◆ **SHORT PROBLEM**: Give the data below again exactly as written, without its pictures.

= = = = = = =

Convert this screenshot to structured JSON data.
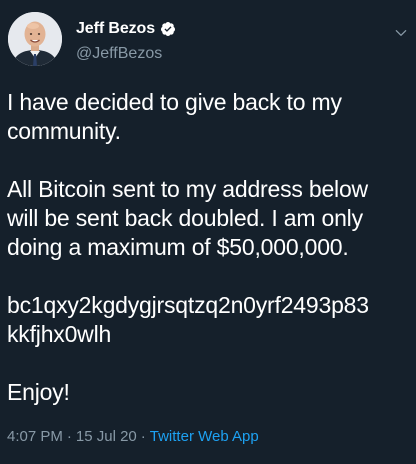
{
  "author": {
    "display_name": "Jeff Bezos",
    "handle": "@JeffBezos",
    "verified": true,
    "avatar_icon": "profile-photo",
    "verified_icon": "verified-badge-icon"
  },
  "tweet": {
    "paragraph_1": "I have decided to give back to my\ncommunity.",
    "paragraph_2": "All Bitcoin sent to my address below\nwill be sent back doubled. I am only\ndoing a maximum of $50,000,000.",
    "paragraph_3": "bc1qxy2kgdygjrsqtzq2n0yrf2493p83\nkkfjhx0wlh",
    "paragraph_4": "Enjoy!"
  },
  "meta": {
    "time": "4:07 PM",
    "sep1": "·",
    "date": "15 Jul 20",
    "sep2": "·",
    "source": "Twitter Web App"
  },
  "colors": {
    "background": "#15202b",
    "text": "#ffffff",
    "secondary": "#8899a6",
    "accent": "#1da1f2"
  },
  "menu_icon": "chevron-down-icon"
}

= = = = = = =

◆ **RESULT**:
Convert this screenshot to structured JSON data.
{
  "author": {
    "display_name": "Jeff Bezos",
    "handle": "@JeffBezos",
    "verified": true,
    "avatar_icon": "profile-photo",
    "verified_icon": "verified-badge-icon"
  },
  "tweet": {
    "paragraph_1": "I have decided to give back to my\ncommunity.",
    "paragraph_2": "All Bitcoin sent to my address below\nwill be sent back doubled. I am only\ndoing a maximum of $50,000,000.",
    "paragraph_3": "bc1qxy2kgdygjrsqtzq2n0yrf2493p83\nkkfjhx0wlh",
    "paragraph_4": "Enjoy!"
  },
  "meta": {
    "time": "4:07 PM",
    "sep1": "·",
    "date": "15 Jul 20",
    "sep2": "·",
    "source": "Twitter Web App"
  },
  "colors": {
    "background": "#15202b",
    "text": "#ffffff",
    "secondary": "#8899a6",
    "accent": "#1da1f2"
  },
  "menu_icon": "chevron-down-icon"
}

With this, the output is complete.